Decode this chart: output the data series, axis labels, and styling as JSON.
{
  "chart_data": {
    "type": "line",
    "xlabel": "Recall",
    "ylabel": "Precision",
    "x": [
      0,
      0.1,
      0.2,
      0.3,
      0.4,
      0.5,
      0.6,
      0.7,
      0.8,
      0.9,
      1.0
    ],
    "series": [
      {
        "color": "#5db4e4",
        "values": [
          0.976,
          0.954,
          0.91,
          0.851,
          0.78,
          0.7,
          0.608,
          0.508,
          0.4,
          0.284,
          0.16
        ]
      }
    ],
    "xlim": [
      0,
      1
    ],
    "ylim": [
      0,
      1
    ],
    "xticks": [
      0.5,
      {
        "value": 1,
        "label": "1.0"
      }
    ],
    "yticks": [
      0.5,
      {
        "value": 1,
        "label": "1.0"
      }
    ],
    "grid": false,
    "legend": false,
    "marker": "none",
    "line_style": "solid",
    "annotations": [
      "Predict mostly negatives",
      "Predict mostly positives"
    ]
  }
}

□ □ □ □ □

◆ WHAT IS BEING ASKED ◆
Would you copy out each line exactly as written?

◆ ANSWER FOR THIS EXERCISE ◆
Decode this chart: output the data series, axis labels, and styling as JSON.
{
  "chart_data": {
    "type": "line",
    "xlabel": "Recall",
    "ylabel": "Precision",
    "x": [
      0,
      0.1,
      0.2,
      0.3,
      0.4,
      0.5,
      0.6,
      0.7,
      0.8,
      0.9,
      1.0
    ],
    "series": [
      {
        "color": "#5db4e4",
        "values": [
          0.976,
          0.954,
          0.91,
          0.851,
          0.78,
          0.7,
          0.608,
          0.508,
          0.4,
          0.284,
          0.16
        ]
      }
    ],
    "xlim": [
      0,
      1
    ],
    "ylim": [
      0,
      1
    ],
    "xticks": [
      0.5,
      {
        "value": 1,
        "label": "1.0"
      }
    ],
    "yticks": [
      0.5,
      {
        "value": 1,
        "label": "1.0"
      }
    ],
    "grid": false,
    "legend": false,
    "marker": "none",
    "line_style": "solid",
    "annotations": [
      "Predict mostly negatives",
      "Predict mostly positives"
    ]
  }
}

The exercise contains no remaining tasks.